What you will do:
In the listing below, locate the lines that hold "title" and copy them.

Data rows:
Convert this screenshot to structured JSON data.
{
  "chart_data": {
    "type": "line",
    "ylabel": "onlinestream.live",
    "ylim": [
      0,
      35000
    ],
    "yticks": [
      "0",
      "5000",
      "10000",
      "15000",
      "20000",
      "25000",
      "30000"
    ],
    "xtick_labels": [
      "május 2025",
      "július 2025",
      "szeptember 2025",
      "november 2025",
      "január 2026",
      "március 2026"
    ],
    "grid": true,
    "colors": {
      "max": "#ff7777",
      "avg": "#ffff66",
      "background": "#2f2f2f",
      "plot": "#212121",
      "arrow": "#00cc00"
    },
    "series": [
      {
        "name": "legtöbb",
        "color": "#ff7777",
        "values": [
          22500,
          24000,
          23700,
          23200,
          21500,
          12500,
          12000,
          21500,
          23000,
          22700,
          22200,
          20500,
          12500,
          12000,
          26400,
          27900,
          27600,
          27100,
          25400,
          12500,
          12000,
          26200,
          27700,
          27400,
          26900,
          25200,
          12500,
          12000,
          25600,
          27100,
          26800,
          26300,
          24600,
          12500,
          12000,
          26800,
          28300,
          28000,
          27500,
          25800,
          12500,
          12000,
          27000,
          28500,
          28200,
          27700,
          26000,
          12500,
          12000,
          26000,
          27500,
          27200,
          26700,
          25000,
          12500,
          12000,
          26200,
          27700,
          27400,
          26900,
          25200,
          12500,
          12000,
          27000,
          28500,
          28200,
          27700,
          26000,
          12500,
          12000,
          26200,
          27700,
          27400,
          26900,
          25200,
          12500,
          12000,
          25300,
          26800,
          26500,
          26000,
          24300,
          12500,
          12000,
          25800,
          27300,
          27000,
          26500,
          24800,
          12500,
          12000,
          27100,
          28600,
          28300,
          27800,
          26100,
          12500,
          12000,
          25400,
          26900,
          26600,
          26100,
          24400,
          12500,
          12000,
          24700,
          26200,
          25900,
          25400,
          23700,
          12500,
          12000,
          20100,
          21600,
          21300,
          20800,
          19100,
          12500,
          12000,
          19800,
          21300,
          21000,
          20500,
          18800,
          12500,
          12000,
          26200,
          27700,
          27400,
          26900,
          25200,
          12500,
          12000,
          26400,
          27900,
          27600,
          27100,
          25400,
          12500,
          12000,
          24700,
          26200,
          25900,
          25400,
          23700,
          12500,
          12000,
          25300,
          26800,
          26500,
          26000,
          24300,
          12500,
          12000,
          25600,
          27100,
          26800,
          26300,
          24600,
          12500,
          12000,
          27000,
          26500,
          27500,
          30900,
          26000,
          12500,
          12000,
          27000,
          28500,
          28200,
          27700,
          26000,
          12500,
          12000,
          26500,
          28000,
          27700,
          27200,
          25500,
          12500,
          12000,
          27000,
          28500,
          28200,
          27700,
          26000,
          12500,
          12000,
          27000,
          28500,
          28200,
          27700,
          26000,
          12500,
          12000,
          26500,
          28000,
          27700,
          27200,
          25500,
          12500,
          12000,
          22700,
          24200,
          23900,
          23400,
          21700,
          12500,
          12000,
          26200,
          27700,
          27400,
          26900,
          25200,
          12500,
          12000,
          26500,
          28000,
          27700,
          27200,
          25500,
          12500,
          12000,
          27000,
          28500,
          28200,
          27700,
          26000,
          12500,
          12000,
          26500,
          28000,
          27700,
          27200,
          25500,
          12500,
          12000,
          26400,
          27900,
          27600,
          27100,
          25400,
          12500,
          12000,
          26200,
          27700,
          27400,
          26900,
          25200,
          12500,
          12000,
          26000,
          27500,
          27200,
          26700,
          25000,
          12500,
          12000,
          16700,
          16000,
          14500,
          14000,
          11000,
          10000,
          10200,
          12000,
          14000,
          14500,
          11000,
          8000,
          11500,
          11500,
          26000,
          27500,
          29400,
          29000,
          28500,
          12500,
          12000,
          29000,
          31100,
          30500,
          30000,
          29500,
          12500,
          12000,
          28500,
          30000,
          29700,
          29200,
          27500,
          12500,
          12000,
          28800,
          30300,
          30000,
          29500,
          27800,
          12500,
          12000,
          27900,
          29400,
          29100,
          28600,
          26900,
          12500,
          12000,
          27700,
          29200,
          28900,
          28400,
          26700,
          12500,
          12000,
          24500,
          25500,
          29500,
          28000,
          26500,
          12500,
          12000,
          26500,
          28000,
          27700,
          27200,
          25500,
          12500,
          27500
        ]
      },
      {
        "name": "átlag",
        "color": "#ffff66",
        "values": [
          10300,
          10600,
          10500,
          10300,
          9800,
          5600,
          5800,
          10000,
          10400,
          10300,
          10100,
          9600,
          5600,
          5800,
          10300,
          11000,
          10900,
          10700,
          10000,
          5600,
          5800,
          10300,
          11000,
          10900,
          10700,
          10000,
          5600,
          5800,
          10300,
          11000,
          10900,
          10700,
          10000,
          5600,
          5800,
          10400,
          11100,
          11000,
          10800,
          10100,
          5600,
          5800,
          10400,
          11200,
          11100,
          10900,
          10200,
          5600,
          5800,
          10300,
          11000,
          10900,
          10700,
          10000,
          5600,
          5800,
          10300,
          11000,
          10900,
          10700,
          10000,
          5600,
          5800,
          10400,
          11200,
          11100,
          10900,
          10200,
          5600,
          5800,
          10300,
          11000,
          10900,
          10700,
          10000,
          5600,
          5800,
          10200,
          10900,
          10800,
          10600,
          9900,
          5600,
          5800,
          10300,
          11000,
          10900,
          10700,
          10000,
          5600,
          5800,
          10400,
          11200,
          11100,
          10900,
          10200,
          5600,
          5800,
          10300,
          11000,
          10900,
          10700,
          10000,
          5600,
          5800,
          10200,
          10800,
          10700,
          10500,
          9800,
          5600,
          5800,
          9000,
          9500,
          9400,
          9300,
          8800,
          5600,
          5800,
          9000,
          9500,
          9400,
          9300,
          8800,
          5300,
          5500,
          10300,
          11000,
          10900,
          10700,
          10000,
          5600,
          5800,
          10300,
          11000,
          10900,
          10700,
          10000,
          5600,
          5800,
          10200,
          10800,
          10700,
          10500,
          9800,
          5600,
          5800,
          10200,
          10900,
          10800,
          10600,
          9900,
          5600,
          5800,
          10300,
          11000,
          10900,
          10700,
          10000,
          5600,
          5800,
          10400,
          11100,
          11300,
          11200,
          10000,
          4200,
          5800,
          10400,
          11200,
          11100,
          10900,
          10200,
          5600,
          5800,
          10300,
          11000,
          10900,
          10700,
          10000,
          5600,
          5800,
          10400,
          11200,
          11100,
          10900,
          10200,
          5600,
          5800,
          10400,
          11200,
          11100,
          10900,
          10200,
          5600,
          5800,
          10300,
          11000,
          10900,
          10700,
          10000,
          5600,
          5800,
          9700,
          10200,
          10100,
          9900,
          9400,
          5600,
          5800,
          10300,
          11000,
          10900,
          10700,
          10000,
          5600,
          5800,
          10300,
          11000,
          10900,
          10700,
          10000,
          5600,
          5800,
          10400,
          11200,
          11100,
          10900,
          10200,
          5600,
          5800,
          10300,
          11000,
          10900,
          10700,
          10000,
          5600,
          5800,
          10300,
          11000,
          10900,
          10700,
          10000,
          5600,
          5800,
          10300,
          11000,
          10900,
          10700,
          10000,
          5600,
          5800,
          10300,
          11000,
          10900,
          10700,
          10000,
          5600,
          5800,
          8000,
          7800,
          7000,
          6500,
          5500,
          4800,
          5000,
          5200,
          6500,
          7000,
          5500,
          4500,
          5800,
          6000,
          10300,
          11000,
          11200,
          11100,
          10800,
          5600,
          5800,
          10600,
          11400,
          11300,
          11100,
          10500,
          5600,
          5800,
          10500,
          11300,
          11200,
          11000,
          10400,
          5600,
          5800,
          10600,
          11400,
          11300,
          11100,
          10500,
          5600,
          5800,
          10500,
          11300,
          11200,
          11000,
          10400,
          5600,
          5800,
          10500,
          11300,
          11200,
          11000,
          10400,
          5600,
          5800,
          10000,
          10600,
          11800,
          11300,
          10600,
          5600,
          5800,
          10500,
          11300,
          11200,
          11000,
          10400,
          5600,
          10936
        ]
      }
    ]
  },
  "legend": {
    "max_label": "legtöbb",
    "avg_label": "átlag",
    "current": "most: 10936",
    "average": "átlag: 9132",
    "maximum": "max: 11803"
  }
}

* * *

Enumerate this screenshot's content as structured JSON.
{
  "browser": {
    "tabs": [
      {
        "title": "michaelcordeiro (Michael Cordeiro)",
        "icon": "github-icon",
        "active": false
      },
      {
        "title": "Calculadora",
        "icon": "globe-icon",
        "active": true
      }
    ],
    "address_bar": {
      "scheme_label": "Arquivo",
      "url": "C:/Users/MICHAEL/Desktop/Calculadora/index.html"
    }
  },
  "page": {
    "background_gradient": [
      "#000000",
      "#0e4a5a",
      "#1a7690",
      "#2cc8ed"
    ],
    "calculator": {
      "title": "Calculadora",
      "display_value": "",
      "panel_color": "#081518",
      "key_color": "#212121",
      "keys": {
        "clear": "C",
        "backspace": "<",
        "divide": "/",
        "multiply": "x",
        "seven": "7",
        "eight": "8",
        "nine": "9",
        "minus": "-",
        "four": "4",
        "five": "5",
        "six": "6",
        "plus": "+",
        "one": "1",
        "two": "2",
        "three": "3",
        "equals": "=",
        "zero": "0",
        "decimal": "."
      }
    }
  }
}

Response for this exercise:
        "title": "michaelcordeiro (Michael Cordeiro)",
        "title": "Calculadora",
      "title": "Calculadora",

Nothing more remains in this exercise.